EXERCISE GOAL - Reproduce the listing exactly, with no pictures in your copy.

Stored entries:
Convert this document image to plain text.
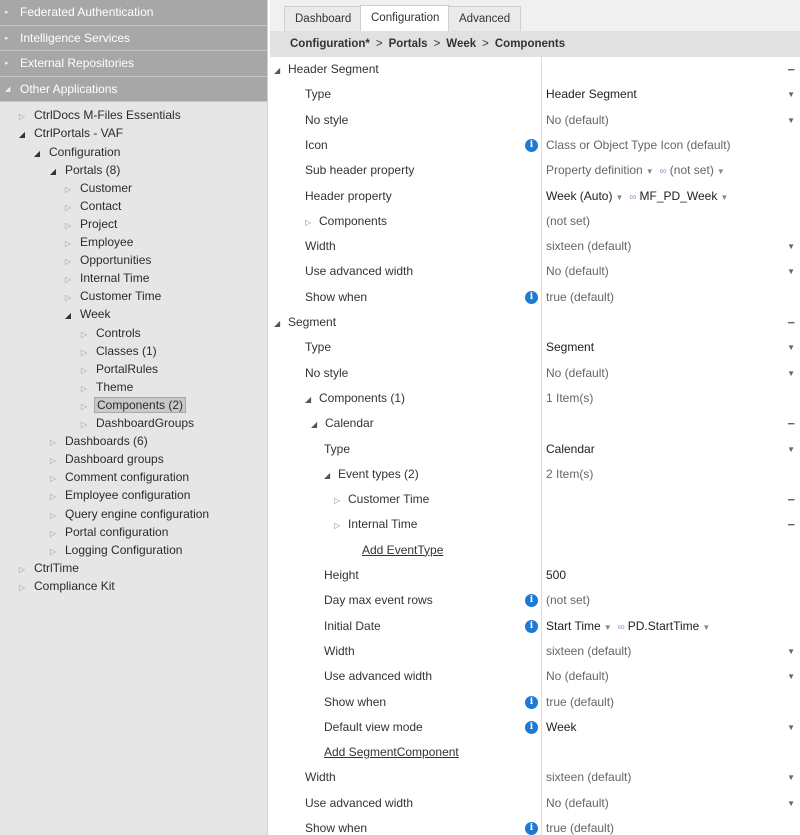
▸ Federated Authentication
▸ Intelligence Services
▸ External Repositories
◢ Other Applications
▷ CtrlDocs M-Files Essentials
◢ CtrlPortals - VAF
◢ Configuration
◢ Portals (8)
▷ Customer
▷ Contact
▷ Project
▷ Employee
▷ Opportunities
▷ Internal Time
▷ Customer Time
◢ Week
▷ Controls
▷ Classes (1)
▷ PortalRules
▷ Theme
▷ Components (2)
▷ DashboardGroups
▷ Dashboards (6)
▷ Dashboard groups
▷ Comment configuration
▷ Employee configuration
▷ Query engine configuration
▷ Portal configuration
▷ Logging Configuration
▷ CtrlTime
▷ Compliance Kit
Dashboard	Configuration	Advanced
Configuration* > Portals > Week > Components
◢ Header Segment	−
Type	Header Segment	▼
No style	No (default)	▼
Icon	i	Class or Object Type Icon (default)
Sub header property	Property definition ▼ ∞ (not set) ▼
Header property	Week (Auto) ▼ ∞ MF_PD_Week ▼
▷ Components	(not set)
Width	sixteen (default)	▼
Use advanced width	No (default)	▼
Show when	i	true (default)
◢ Segment	−
Type	Segment	▼
No style	No (default)	▼
◢ Components (1)	1 Item(s)
◢ Calendar	−
Type	Calendar	▼
◢ Event types (2)	2 Item(s)
▷ Customer Time	−
▷ Internal Time	−
Add EventType
Height	500
Day max event rows	i	(not set)
Initial Date	i	Start Time ▼ ∞ PD.StartTime ▼
Width	sixteen (default)	▼
Use advanced width	No (default)	▼
Show when	i	true (default)
Default view mode	i	Week	▼
Add SegmentComponent
Width	sixteen (default)	▼
Use advanced width	No (default)	▼
Show when	i	true (default)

RESULT OF THE TASK -
Convert this document image to plain text.
▸ Federated Authentication
▸ Intelligence Services
▸ External Repositories
◢ Other Applications
▷ CtrlDocs M-Files Essentials
◢ CtrlPortals - VAF
◢ Configuration
◢ Portals (8)
▷ Customer
▷ Contact
▷ Project
▷ Employee
▷ Opportunities
▷ Internal Time
▷ Customer Time
◢ Week
▷ Controls
▷ Classes (1)
▷ PortalRules
▷ Theme
▷ Components (2)
▷ DashboardGroups
▷ Dashboards (6)
▷ Dashboard groups
▷ Comment configuration
▷ Employee configuration
▷ Query engine configuration
▷ Portal configuration
▷ Logging Configuration
▷ CtrlTime
▷ Compliance Kit
Dashboard	Configuration	Advanced
Configuration* > Portals > Week > Components
◢ Header Segment	−
Type	Header Segment	▼
No style	No (default)	▼
Icon	i	Class or Object Type Icon (default)
Sub header property	Property definition ▼ ∞ (not set) ▼
Header property	Week (Auto) ▼ ∞ MF_PD_Week ▼
▷ Components	(not set)
Width	sixteen (default)	▼
Use advanced width	No (default)	▼
Show when	i	true (default)
◢ Segment	−
Type	Segment	▼
No style	No (default)	▼
◢ Components (1)	1 Item(s)
◢ Calendar	−
Type	Calendar	▼
◢ Event types (2)	2 Item(s)
▷ Customer Time	−
▷ Internal Time	−
Add EventType
Height	500
Day max event rows	i	(not set)
Initial Date	i	Start Time ▼ ∞ PD.StartTime ▼
Width	sixteen (default)	▼
Use advanced width	No (default)	▼
Show when	i	true (default)
Default view mode	i	Week	▼
Add SegmentComponent
Width	sixteen (default)	▼
Use advanced width	No (default)	▼
Show when	i	true (default)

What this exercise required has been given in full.